§ Instructions for the task
Write out every entry exactly as given, but omit the pictures.

§ Lines of data
☆ ☆ ☆ ☆ ☆

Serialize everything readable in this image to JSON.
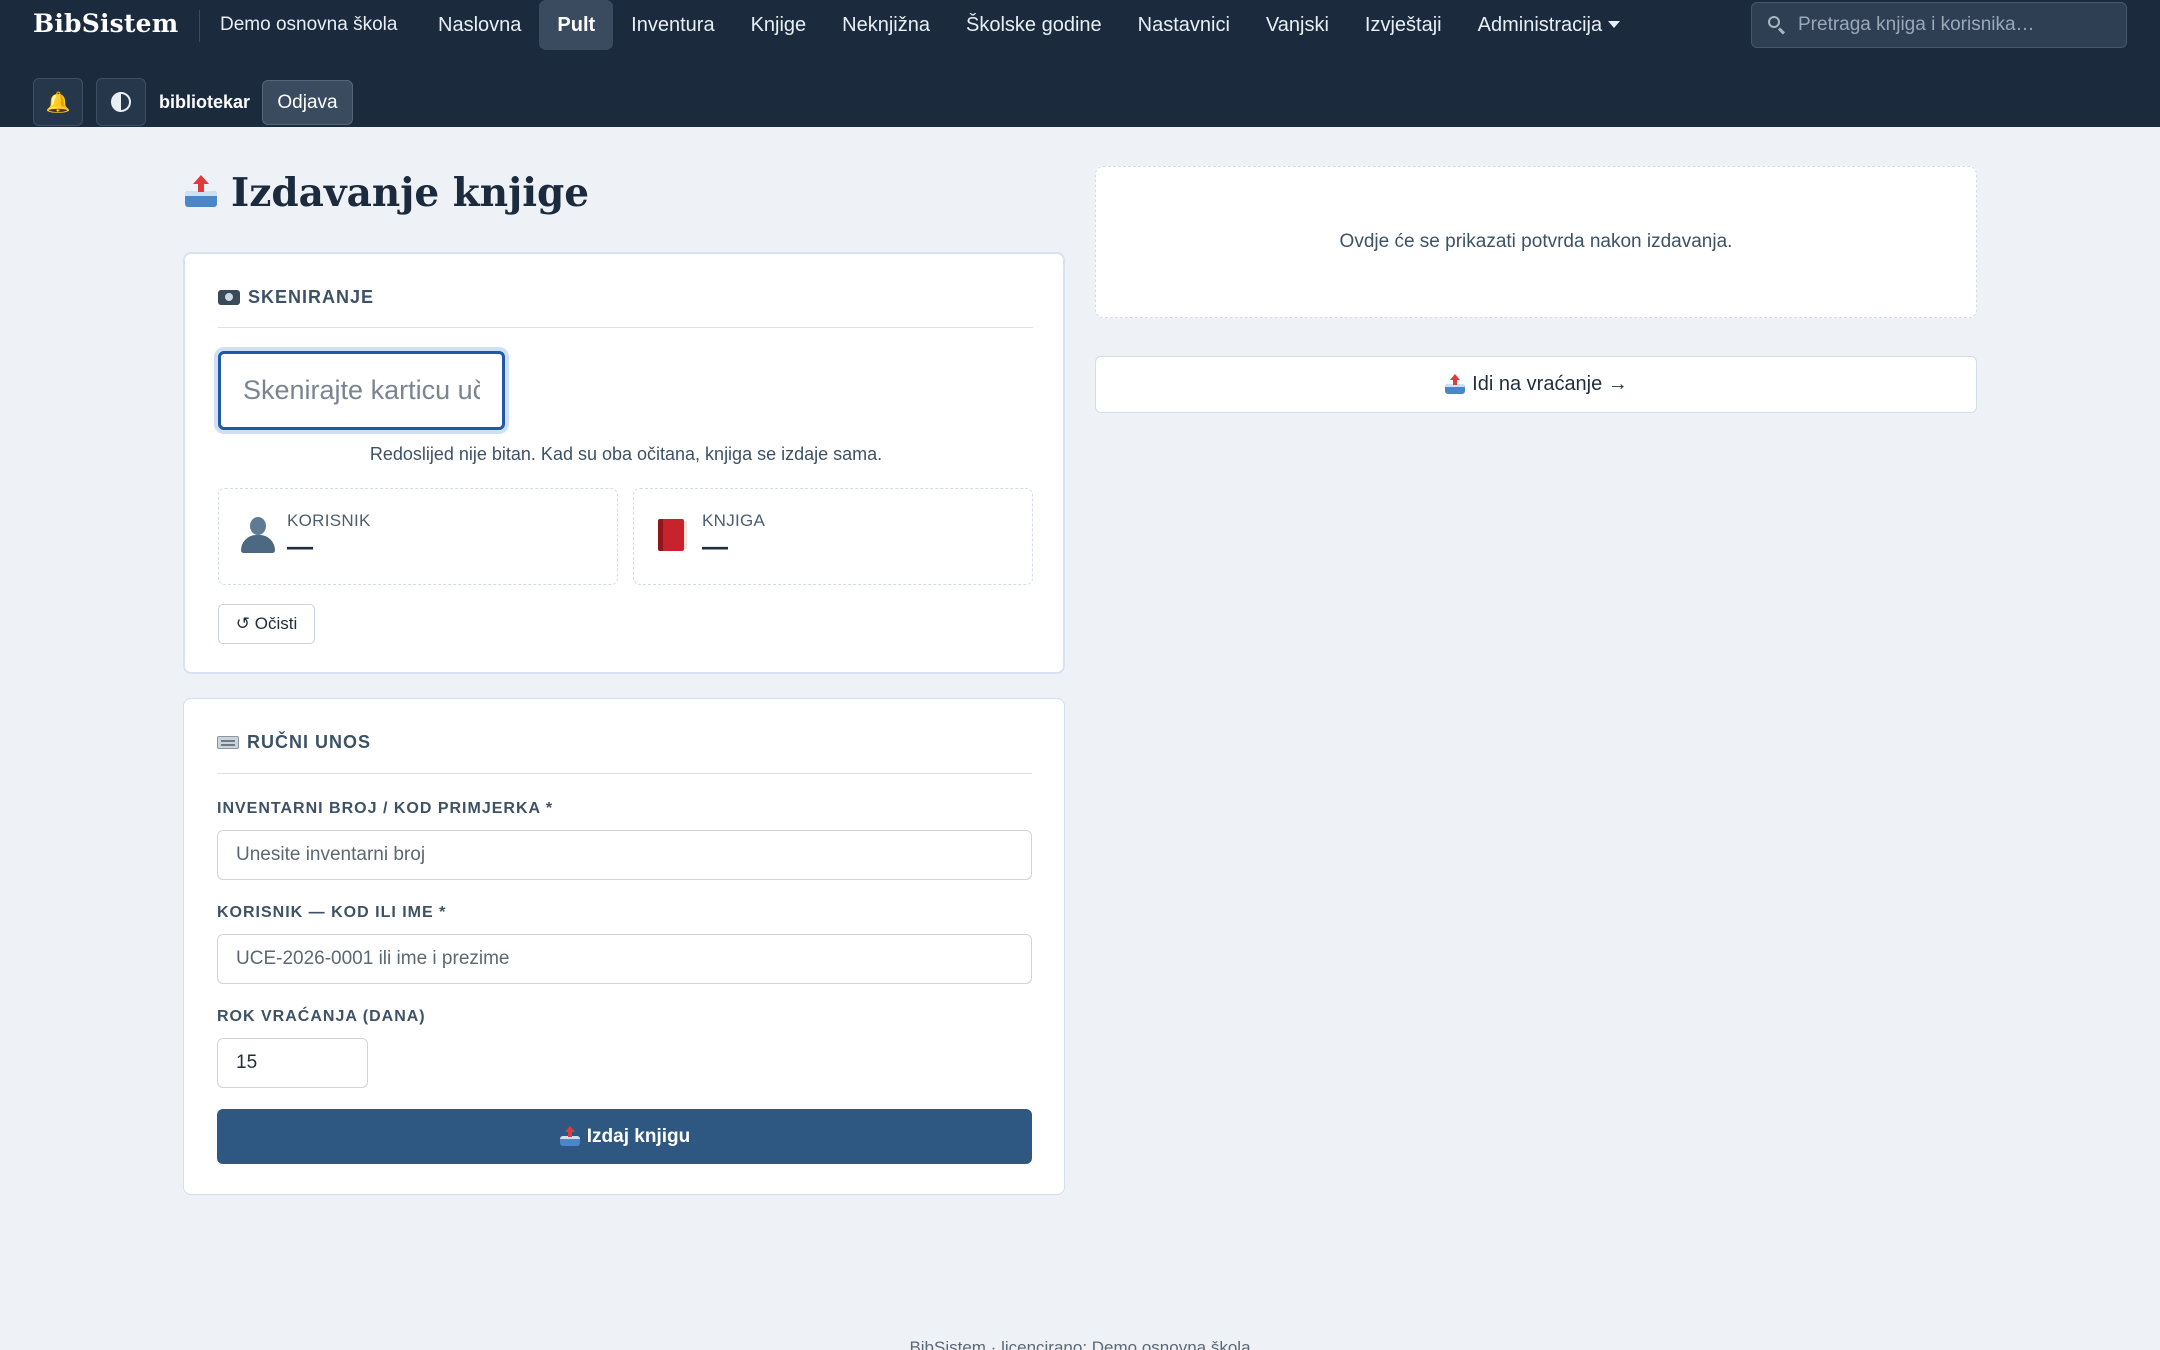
{
  "header": {
    "brand": "BibSistem",
    "school": "Demo osnovna škola",
    "nav": [
      {
        "label": "Naslovna",
        "active": false
      },
      {
        "label": "Pult",
        "active": true
      },
      {
        "label": "Inventura",
        "active": false
      },
      {
        "label": "Knjige",
        "active": false
      },
      {
        "label": "Neknjižna",
        "active": false
      },
      {
        "label": "Školske godine",
        "active": false
      },
      {
        "label": "Nastavnici",
        "active": false
      },
      {
        "label": "Vanjski",
        "active": false
      },
      {
        "label": "Izvještaji",
        "active": false
      },
      {
        "label": "Administracija",
        "active": false,
        "dropdown": true
      }
    ],
    "search_placeholder": "Pretraga knjiga i korisnika…",
    "notifications_icon": "bell-icon",
    "theme_icon": "contrast-icon",
    "user": "bibliotekar",
    "logout_label": "Odjava"
  },
  "page": {
    "title": "Izdavanje knjige"
  },
  "scan": {
    "title": "SKENIRANJE",
    "input_placeholder": "Skenirajte karticu učer",
    "hint": "Redoslijed nije bitan. Kad su oba očitana, knjiga se izdaje sama.",
    "user_label": "KORISNIK",
    "user_value": "—",
    "book_label": "KNJIGA",
    "book_value": "—",
    "clear_label": "↺ Očisti"
  },
  "manual": {
    "title": "RUČNI UNOS",
    "inventory_label": "INVENTARNI BROJ / KOD PRIMJERKA *",
    "inventory_placeholder": "Unesite inventarni broj",
    "user_label": "KORISNIK — KOD ILI IME *",
    "user_placeholder": "UCE-2026-0001 ili ime i prezime",
    "days_label": "ROK VRAĆANJA (DANA)",
    "days_value": "15",
    "submit_label": "Izdaj knjigu"
  },
  "side": {
    "confirm_text": "Ovdje će se prikazati potvrda nakon izdavanja.",
    "return_label": "Idi na vraćanje →"
  },
  "footer": {
    "text": "BibSistem · licencirano: Demo osnovna škola"
  },
  "colors": {
    "topbar": "#1b2a3c",
    "accent": "#2e5882",
    "focus": "#1e5aa8",
    "background": "#eef2f7"
  }
}
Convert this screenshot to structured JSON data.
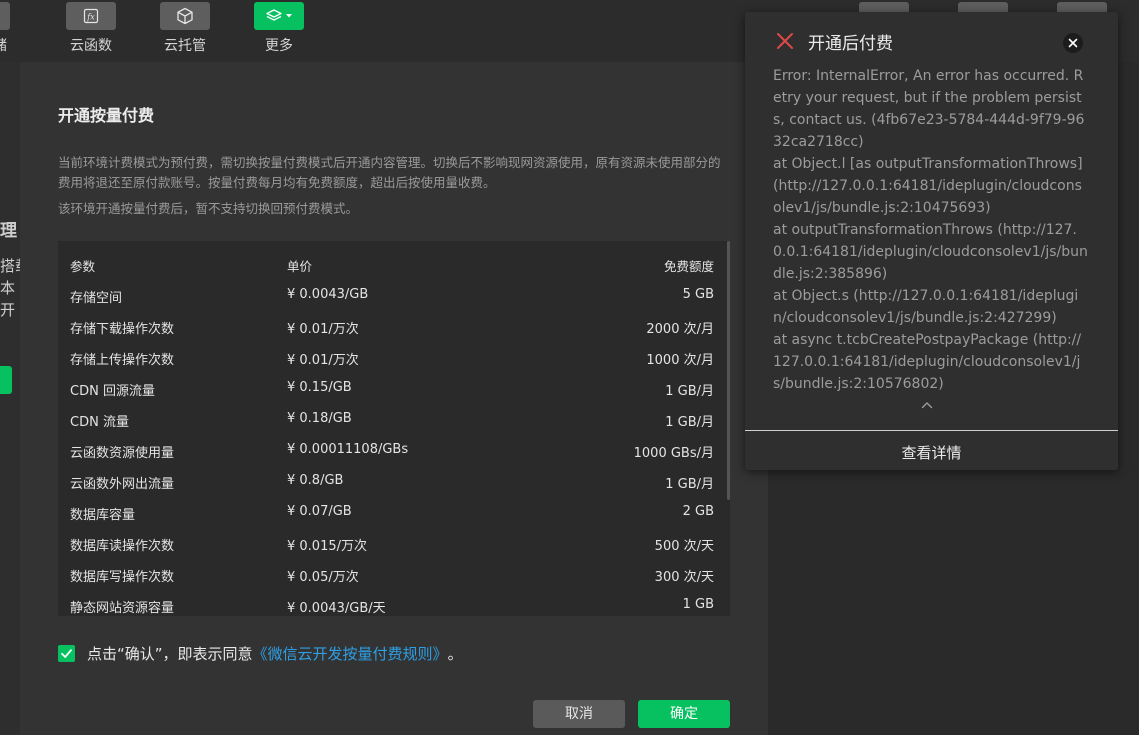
{
  "toolbar": {
    "cut_label": "储",
    "items": [
      {
        "label": "云函数",
        "icon": "function-icon"
      },
      {
        "label": "云托管",
        "icon": "cube-icon"
      },
      {
        "label": "更多",
        "icon": "layers-icon"
      }
    ]
  },
  "background": {
    "left_fragments": [
      "理",
      "搭载",
      "本",
      "开"
    ]
  },
  "dialog": {
    "title": "开通按量付费",
    "description": "当前环境计费模式为预付费，需切换按量付费模式后开通内容管理。切换后不影响现网资源使用，原有资源未使用部分的费用将退还至原付款账号。按量付费每月均有免费额度，超出后按使用量收费。",
    "note": "该环境开通按量付费后，暂不支持切换回预付费模式。",
    "table": {
      "headers": [
        "参数",
        "单价",
        "免费额度"
      ],
      "rows": [
        [
          "存储空间",
          "¥ 0.0043/GB",
          "5 GB"
        ],
        [
          "存储下载操作次数",
          "¥ 0.01/万次",
          "2000 次/月"
        ],
        [
          "存储上传操作次数",
          "¥ 0.01/万次",
          "1000 次/月"
        ],
        [
          "CDN 回源流量",
          "¥ 0.15/GB",
          "1 GB/月"
        ],
        [
          "CDN 流量",
          "¥ 0.18/GB",
          "1 GB/月"
        ],
        [
          "云函数资源使用量",
          "¥ 0.00011108/GBs",
          "1000 GBs/月"
        ],
        [
          "云函数外网出流量",
          "¥ 0.8/GB",
          "1 GB/月"
        ],
        [
          "数据库容量",
          "¥ 0.07/GB",
          "2 GB"
        ],
        [
          "数据库读操作次数",
          "¥ 0.015/万次",
          "500 次/天"
        ],
        [
          "数据库写操作次数",
          "¥ 0.05/万次",
          "300 次/天"
        ],
        [
          "静态网站资源容量",
          "¥ 0.0043/GB/天",
          "1 GB"
        ]
      ]
    },
    "agree": {
      "checked": true,
      "prefix": "点击“确认”，即表示同意",
      "link": "《微信云开发按量付费规则》",
      "suffix": "。"
    },
    "cancel_label": "取消",
    "ok_label": "确定"
  },
  "toast": {
    "title": "开通后付费",
    "message": "Error: InternalError, An error has occurred. Retry your request, but if the problem persists, contact us. (4fb67e23-5784-444d-9f79-9632ca2718cc)\nat Object.l [as outputTransformationThrows] (http://127.0.0.1:64181/ideplugin/cloudconsolev1/js/bundle.js:2:10475693)\nat outputTransformationThrows (http://127.0.0.1:64181/ideplugin/cloudconsolev1/js/bundle.js:2:385896)\nat Object.s (http://127.0.0.1:64181/ideplugin/cloudconsolev1/js/bundle.js:2:427299)\nat async t.tcbCreatePostpayPackage (http://127.0.0.1:64181/ideplugin/cloudconsolev1/js/bundle.js:2:10576802)",
    "details_label": "查看详情"
  },
  "colors": {
    "accent": "#07c160",
    "link": "#2e9fe6",
    "error": "#e04848"
  }
}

☆ ☆ ☆ ☆ ☆

§ The solution
Serialize everything readable in this image to JSON.
{
  "header": {
    "brand": "BibSistem",
    "school": "Demo osnovna škola",
    "nav": [
      {
        "label": "Naslovna",
        "active": false
      },
      {
        "label": "Pult",
        "active": true
      },
      {
        "label": "Inventura",
        "active": false
      },
      {
        "label": "Knjige",
        "active": false
      },
      {
        "label": "Neknjižna",
        "active": false
      },
      {
        "label": "Školske godine",
        "active": false
      },
      {
        "label": "Nastavnici",
        "active": false
      },
      {
        "label": "Vanjski",
        "active": false
      },
      {
        "label": "Izvještaji",
        "active": false
      },
      {
        "label": "Administracija",
        "active": false,
        "dropdown": true
      }
    ],
    "search_placeholder": "Pretraga knjiga i korisnika…",
    "notifications_icon": "bell-icon",
    "theme_icon": "contrast-icon",
    "user": "bibliotekar",
    "logout_label": "Odjava"
  },
  "page": {
    "title": "Izdavanje knjige"
  },
  "scan": {
    "title": "SKENIRANJE",
    "input_placeholder": "Skenirajte karticu učer",
    "hint": "Redoslijed nije bitan. Kad su oba očitana, knjiga se izdaje sama.",
    "user_label": "KORISNIK",
    "user_value": "—",
    "book_label": "KNJIGA",
    "book_value": "—",
    "clear_label": "↺ Očisti"
  },
  "manual": {
    "title": "RUČNI UNOS",
    "inventory_label": "INVENTARNI BROJ / KOD PRIMJERKA *",
    "inventory_placeholder": "Unesite inventarni broj",
    "user_label": "KORISNIK — KOD ILI IME *",
    "user_placeholder": "UCE-2026-0001 ili ime i prezime",
    "days_label": "ROK VRAĆANJA (DANA)",
    "days_value": "15",
    "submit_label": "Izdaj knjigu"
  },
  "side": {
    "confirm_text": "Ovdje će se prikazati potvrda nakon izdavanja.",
    "return_label": "Idi na vraćanje →"
  },
  "footer": {
    "text": "BibSistem · licencirano: Demo osnovna škola"
  },
  "colors": {
    "topbar": "#1b2a3c",
    "accent": "#2e5882",
    "focus": "#1e5aa8",
    "background": "#eef2f7"
  }
}
Convert this screenshot to structured JSON data.
{
  "toolbar": {
    "cut_label": "储",
    "items": [
      {
        "label": "云函数",
        "icon": "function-icon"
      },
      {
        "label": "云托管",
        "icon": "cube-icon"
      },
      {
        "label": "更多",
        "icon": "layers-icon"
      }
    ]
  },
  "background": {
    "left_fragments": [
      "理",
      "搭载",
      "本",
      "开"
    ]
  },
  "dialog": {
    "title": "开通按量付费",
    "description": "当前环境计费模式为预付费，需切换按量付费模式后开通内容管理。切换后不影响现网资源使用，原有资源未使用部分的费用将退还至原付款账号。按量付费每月均有免费额度，超出后按使用量收费。",
    "note": "该环境开通按量付费后，暂不支持切换回预付费模式。",
    "table": {
      "headers": [
        "参数",
        "单价",
        "免费额度"
      ],
      "rows": [
        [
          "存储空间",
          "¥ 0.0043/GB",
          "5 GB"
        ],
        [
          "存储下载操作次数",
          "¥ 0.01/万次",
          "2000 次/月"
        ],
        [
          "存储上传操作次数",
          "¥ 0.01/万次",
          "1000 次/月"
        ],
        [
          "CDN 回源流量",
          "¥ 0.15/GB",
          "1 GB/月"
        ],
        [
          "CDN 流量",
          "¥ 0.18/GB",
          "1 GB/月"
        ],
        [
          "云函数资源使用量",
          "¥ 0.00011108/GBs",
          "1000 GBs/月"
        ],
        [
          "云函数外网出流量",
          "¥ 0.8/GB",
          "1 GB/月"
        ],
        [
          "数据库容量",
          "¥ 0.07/GB",
          "2 GB"
        ],
        [
          "数据库读操作次数",
          "¥ 0.015/万次",
          "500 次/天"
        ],
        [
          "数据库写操作次数",
          "¥ 0.05/万次",
          "300 次/天"
        ],
        [
          "静态网站资源容量",
          "¥ 0.0043/GB/天",
          "1 GB"
        ]
      ]
    },
    "agree": {
      "checked": true,
      "prefix": "点击“确认”，即表示同意",
      "link": "《微信云开发按量付费规则》",
      "suffix": "。"
    },
    "cancel_label": "取消",
    "ok_label": "确定"
  },
  "toast": {
    "title": "开通后付费",
    "message": "Error: InternalError, An error has occurred. Retry your request, but if the problem persists, contact us. (4fb67e23-5784-444d-9f79-9632ca2718cc)\nat Object.l [as outputTransformationThrows] (http://127.0.0.1:64181/ideplugin/cloudconsolev1/js/bundle.js:2:10475693)\nat outputTransformationThrows (http://127.0.0.1:64181/ideplugin/cloudconsolev1/js/bundle.js:2:385896)\nat Object.s (http://127.0.0.1:64181/ideplugin/cloudconsolev1/js/bundle.js:2:427299)\nat async t.tcbCreatePostpayPackage (http://127.0.0.1:64181/ideplugin/cloudconsolev1/js/bundle.js:2:10576802)",
    "details_label": "查看详情"
  },
  "colors": {
    "accent": "#07c160",
    "link": "#2e9fe6",
    "error": "#e04848"
  }
}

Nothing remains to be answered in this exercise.